Transcribe the records exactly. Pictures do not belong in the transcription.

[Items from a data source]
________
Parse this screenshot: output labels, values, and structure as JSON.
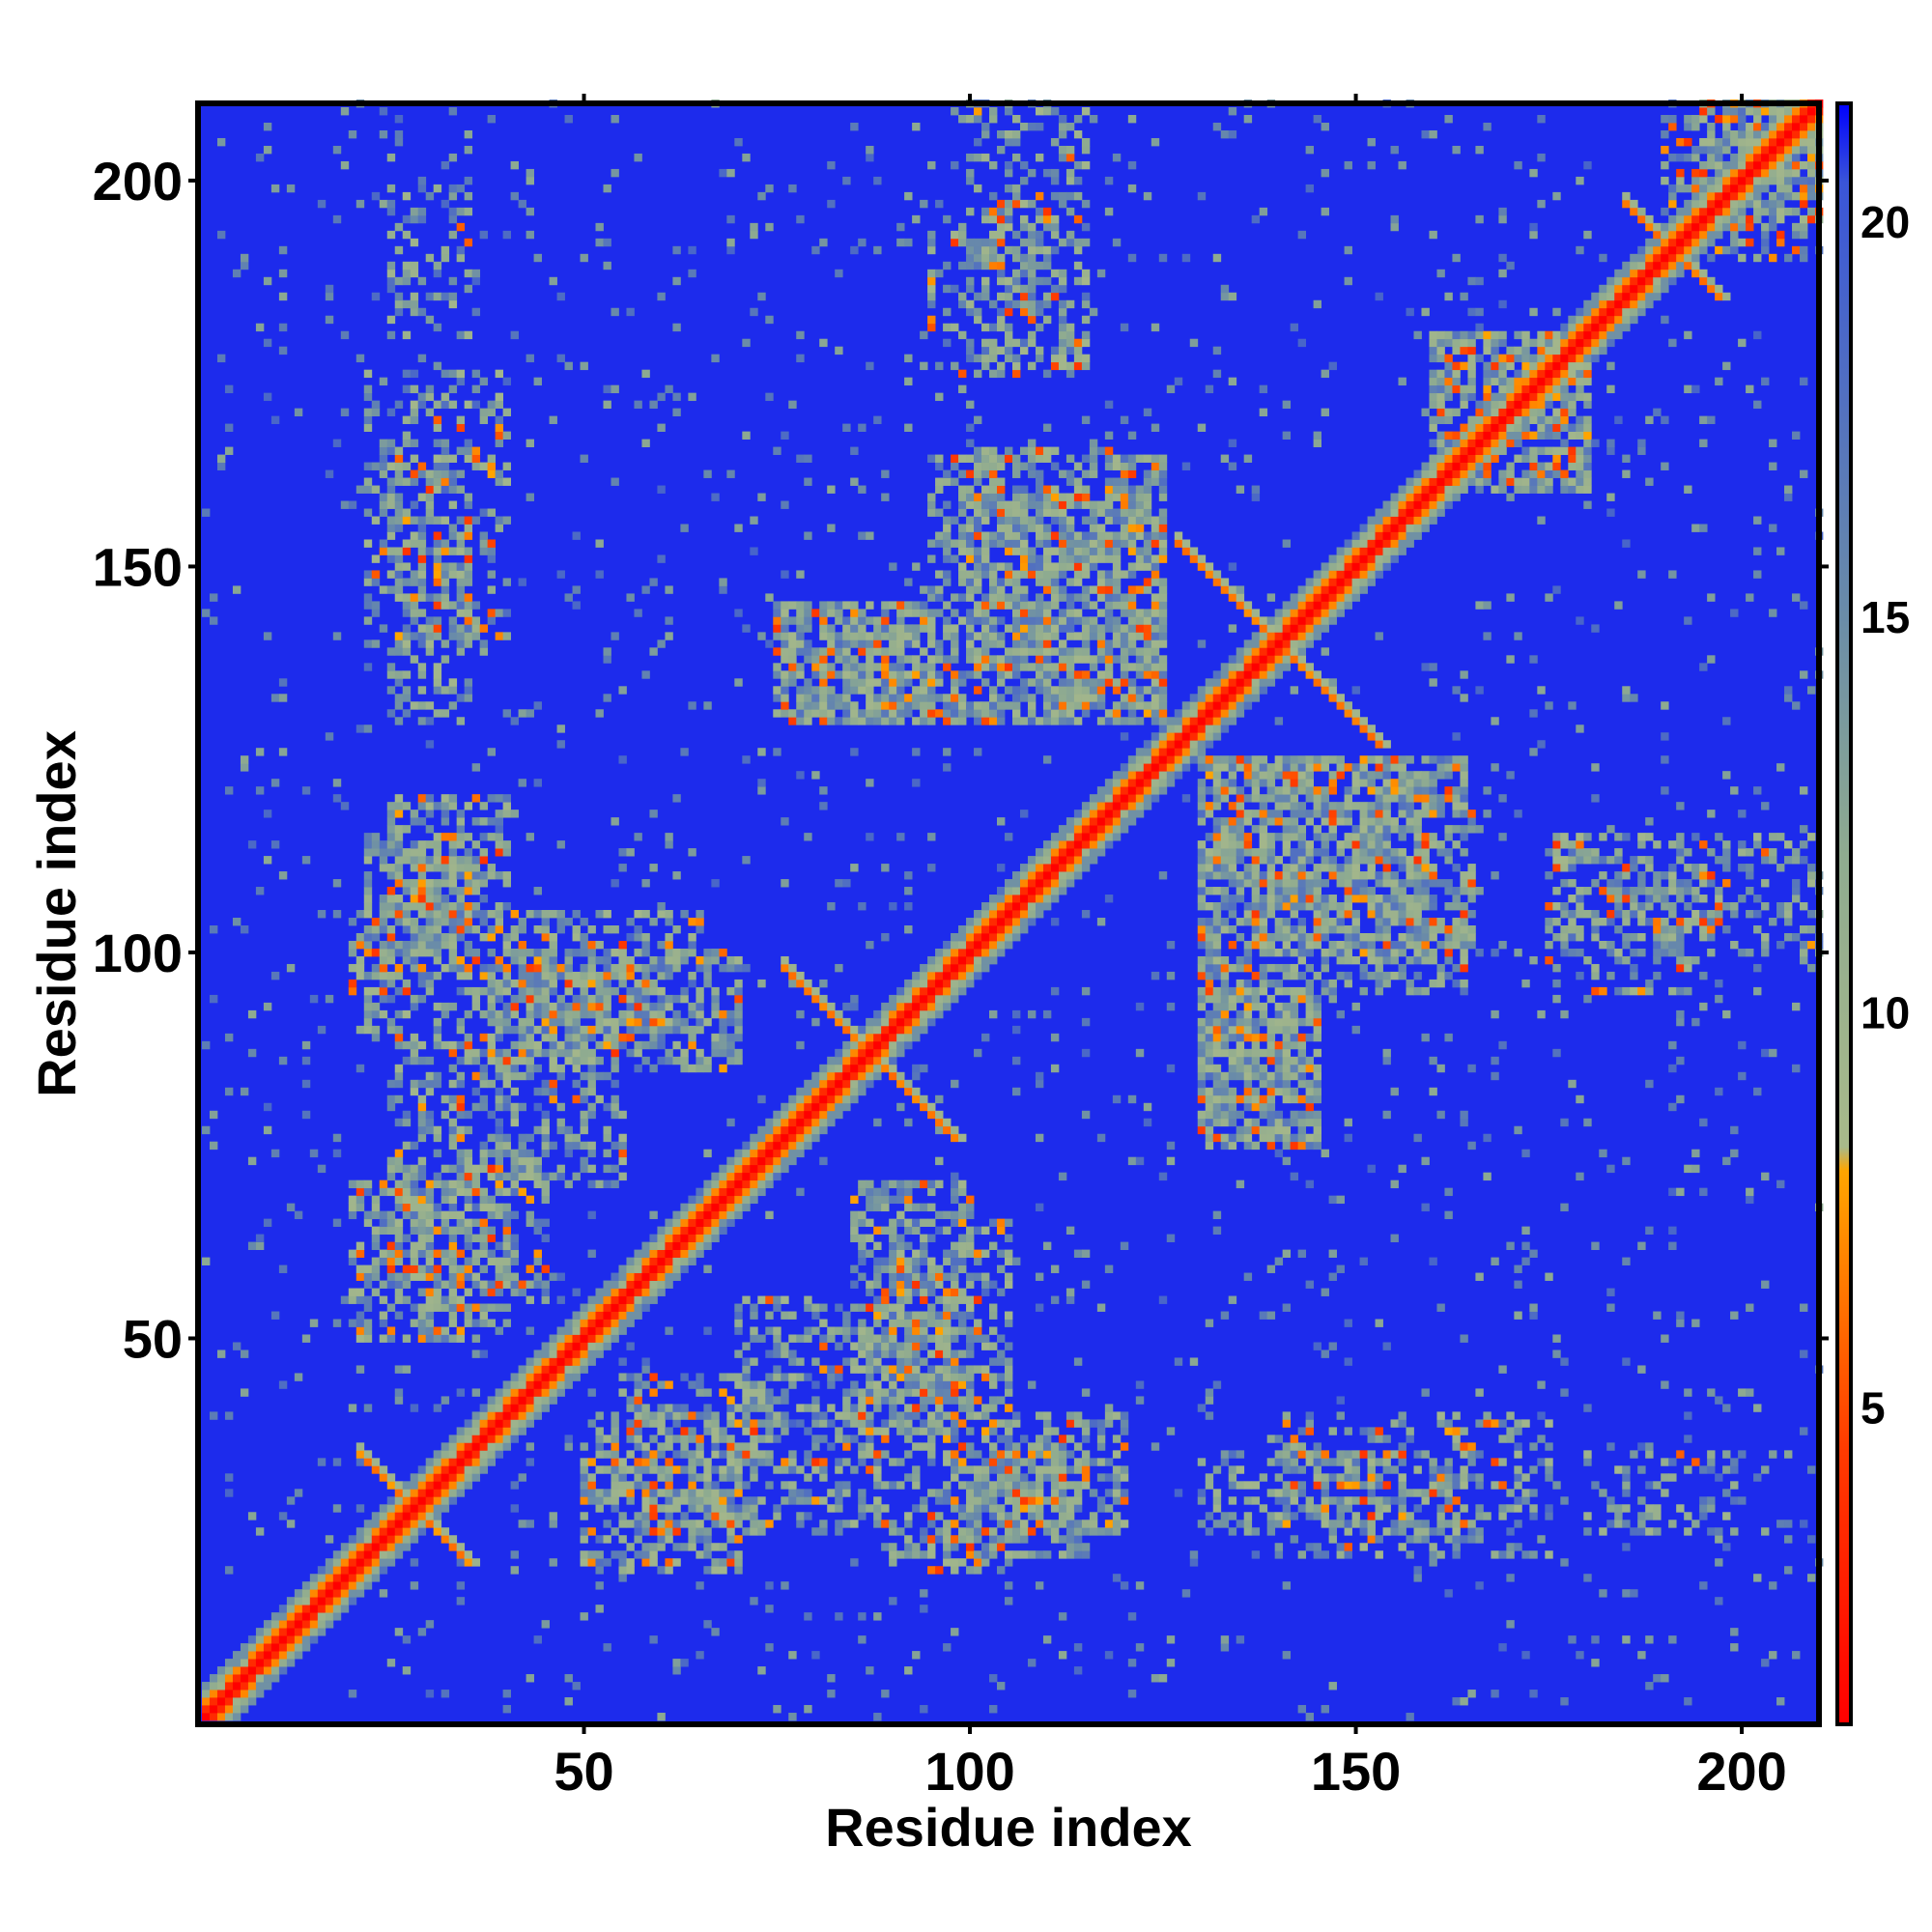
{
  "chart_data": {
    "type": "heatmap",
    "title": "",
    "xlabel": "Residue index",
    "ylabel": "Residue index",
    "xlim": [
      1,
      210
    ],
    "ylim": [
      1,
      210
    ],
    "x_ticks": [
      50,
      100,
      150,
      200
    ],
    "y_ticks": [
      50,
      100,
      150,
      200
    ],
    "x_tick_labels": [
      "50",
      "100",
      "150",
      "200"
    ],
    "y_tick_labels": [
      "50",
      "100",
      "150",
      "200"
    ],
    "colorbar": {
      "range": [
        1,
        21.5
      ],
      "ticks": [
        5,
        10,
        15,
        20
      ],
      "tick_labels": [
        "5",
        "10",
        "15",
        "20"
      ],
      "stops": [
        {
          "value": 1,
          "color": "#ff0000"
        },
        {
          "value": 4.5,
          "color": "#ff3b00"
        },
        {
          "value": 8,
          "color": "#ffa500"
        },
        {
          "value": 8.3,
          "color": "#a8b98a"
        },
        {
          "value": 12,
          "color": "#8fab90"
        },
        {
          "value": 15,
          "color": "#6a8ca8"
        },
        {
          "value": 20.5,
          "color": "#3a55d8"
        },
        {
          "value": 21.5,
          "color": "#0000ff"
        }
      ]
    },
    "value_description": "inter-residue distance (colorbar units); diagonal ~1-4, background 21",
    "diagonal": {
      "band_values": [
        1,
        3.5,
        7,
        11.5,
        14.5
      ]
    },
    "features": [
      {
        "kind": "cross",
        "center": [
          28,
          28
        ],
        "half_len": 7,
        "value": 6
      },
      {
        "kind": "cross",
        "center": [
          87,
          87
        ],
        "half_len": 11,
        "value": 6
      },
      {
        "kind": "cross",
        "center": [
          140,
          140
        ],
        "half_len": 13,
        "value": 6
      },
      {
        "kind": "cross",
        "center": [
          191,
          191
        ],
        "half_len": 6,
        "value": 6
      },
      {
        "kind": "patch",
        "x": [
          22,
          35
        ],
        "y": [
          100,
          115
        ],
        "density": 0.55
      },
      {
        "kind": "patch",
        "x": [
          20,
          40
        ],
        "y": [
          50,
          70
        ],
        "density": 0.5
      },
      {
        "kind": "patch",
        "x": [
          38,
          70
        ],
        "y": [
          85,
          100
        ],
        "density": 0.55
      },
      {
        "kind": "patch",
        "x": [
          75,
          95
        ],
        "y": [
          130,
          145
        ],
        "density": 0.55
      },
      {
        "kind": "patch",
        "x": [
          100,
          125
        ],
        "y": [
          130,
          160
        ],
        "density": 0.5
      },
      {
        "kind": "patch",
        "x": [
          130,
          145
        ],
        "y": [
          75,
          95
        ],
        "density": 0.55
      },
      {
        "kind": "patch",
        "x": [
          130,
          165
        ],
        "y": [
          95,
          125
        ],
        "density": 0.5
      },
      {
        "kind": "patch",
        "x": [
          105,
          120
        ],
        "y": [
          25,
          40
        ],
        "density": 0.5
      },
      {
        "kind": "patch",
        "x": [
          70,
          90
        ],
        "y": [
          25,
          55
        ],
        "density": 0.45
      },
      {
        "kind": "patch",
        "x": [
          90,
          105
        ],
        "y": [
          20,
          65
        ],
        "density": 0.45
      },
      {
        "kind": "patch",
        "x": [
          55,
          72
        ],
        "y": [
          25,
          45
        ],
        "density": 0.45
      },
      {
        "kind": "patch",
        "x": [
          22,
          40
        ],
        "y": [
          140,
          175
        ],
        "density": 0.3
      },
      {
        "kind": "patch",
        "x": [
          100,
          115
        ],
        "y": [
          175,
          210
        ],
        "density": 0.3
      },
      {
        "kind": "patch",
        "x": [
          175,
          195
        ],
        "y": [
          95,
          115
        ],
        "density": 0.3
      },
      {
        "kind": "patch",
        "x": [
          130,
          165
        ],
        "y": [
          25,
          35
        ],
        "density": 0.35
      },
      {
        "kind": "patch",
        "x": [
          180,
          200
        ],
        "y": [
          25,
          35
        ],
        "density": 0.3
      },
      {
        "kind": "patch",
        "x": [
          195,
          210
        ],
        "y": [
          190,
          210
        ],
        "density": 0.5
      },
      {
        "kind": "patch",
        "x": [
          160,
          180
        ],
        "y": [
          160,
          180
        ],
        "density": 0.5
      }
    ]
  }
}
________
■ Exercise solution ■
Parse this screenshot: output labels, values, and structure as JSON.
{
  "chart_data": {
    "type": "heatmap",
    "title": "",
    "xlabel": "Residue index",
    "ylabel": "Residue index",
    "xlim": [
      1,
      210
    ],
    "ylim": [
      1,
      210
    ],
    "x_ticks": [
      50,
      100,
      150,
      200
    ],
    "y_ticks": [
      50,
      100,
      150,
      200
    ],
    "x_tick_labels": [
      "50",
      "100",
      "150",
      "200"
    ],
    "y_tick_labels": [
      "50",
      "100",
      "150",
      "200"
    ],
    "colorbar": {
      "range": [
        1,
        21.5
      ],
      "ticks": [
        5,
        10,
        15,
        20
      ],
      "tick_labels": [
        "5",
        "10",
        "15",
        "20"
      ],
      "stops": [
        {
          "value": 1,
          "color": "#ff0000"
        },
        {
          "value": 4.5,
          "color": "#ff3b00"
        },
        {
          "value": 8,
          "color": "#ffa500"
        },
        {
          "value": 8.3,
          "color": "#a8b98a"
        },
        {
          "value": 12,
          "color": "#8fab90"
        },
        {
          "value": 15,
          "color": "#6a8ca8"
        },
        {
          "value": 20.5,
          "color": "#3a55d8"
        },
        {
          "value": 21.5,
          "color": "#0000ff"
        }
      ]
    },
    "value_description": "inter-residue distance (colorbar units); diagonal ~1-4, background 21",
    "diagonal": {
      "band_values": [
        1,
        3.5,
        7,
        11.5,
        14.5
      ]
    },
    "features": [
      {
        "kind": "cross",
        "center": [
          28,
          28
        ],
        "half_len": 7,
        "value": 6
      },
      {
        "kind": "cross",
        "center": [
          87,
          87
        ],
        "half_len": 11,
        "value": 6
      },
      {
        "kind": "cross",
        "center": [
          140,
          140
        ],
        "half_len": 13,
        "value": 6
      },
      {
        "kind": "cross",
        "center": [
          191,
          191
        ],
        "half_len": 6,
        "value": 6
      },
      {
        "kind": "patch",
        "x": [
          22,
          35
        ],
        "y": [
          100,
          115
        ],
        "density": 0.55
      },
      {
        "kind": "patch",
        "x": [
          20,
          40
        ],
        "y": [
          50,
          70
        ],
        "density": 0.5
      },
      {
        "kind": "patch",
        "x": [
          38,
          70
        ],
        "y": [
          85,
          100
        ],
        "density": 0.55
      },
      {
        "kind": "patch",
        "x": [
          75,
          95
        ],
        "y": [
          130,
          145
        ],
        "density": 0.55
      },
      {
        "kind": "patch",
        "x": [
          100,
          125
        ],
        "y": [
          130,
          160
        ],
        "density": 0.5
      },
      {
        "kind": "patch",
        "x": [
          130,
          145
        ],
        "y": [
          75,
          95
        ],
        "density": 0.55
      },
      {
        "kind": "patch",
        "x": [
          130,
          165
        ],
        "y": [
          95,
          125
        ],
        "density": 0.5
      },
      {
        "kind": "patch",
        "x": [
          105,
          120
        ],
        "y": [
          25,
          40
        ],
        "density": 0.5
      },
      {
        "kind": "patch",
        "x": [
          70,
          90
        ],
        "y": [
          25,
          55
        ],
        "density": 0.45
      },
      {
        "kind": "patch",
        "x": [
          90,
          105
        ],
        "y": [
          20,
          65
        ],
        "density": 0.45
      },
      {
        "kind": "patch",
        "x": [
          55,
          72
        ],
        "y": [
          25,
          45
        ],
        "density": 0.45
      },
      {
        "kind": "patch",
        "x": [
          22,
          40
        ],
        "y": [
          140,
          175
        ],
        "density": 0.3
      },
      {
        "kind": "patch",
        "x": [
          100,
          115
        ],
        "y": [
          175,
          210
        ],
        "density": 0.3
      },
      {
        "kind": "patch",
        "x": [
          175,
          195
        ],
        "y": [
          95,
          115
        ],
        "density": 0.3
      },
      {
        "kind": "patch",
        "x": [
          130,
          165
        ],
        "y": [
          25,
          35
        ],
        "density": 0.35
      },
      {
        "kind": "patch",
        "x": [
          180,
          200
        ],
        "y": [
          25,
          35
        ],
        "density": 0.3
      },
      {
        "kind": "patch",
        "x": [
          195,
          210
        ],
        "y": [
          190,
          210
        ],
        "density": 0.5
      },
      {
        "kind": "patch",
        "x": [
          160,
          180
        ],
        "y": [
          160,
          180
        ],
        "density": 0.5
      }
    ]
  }
}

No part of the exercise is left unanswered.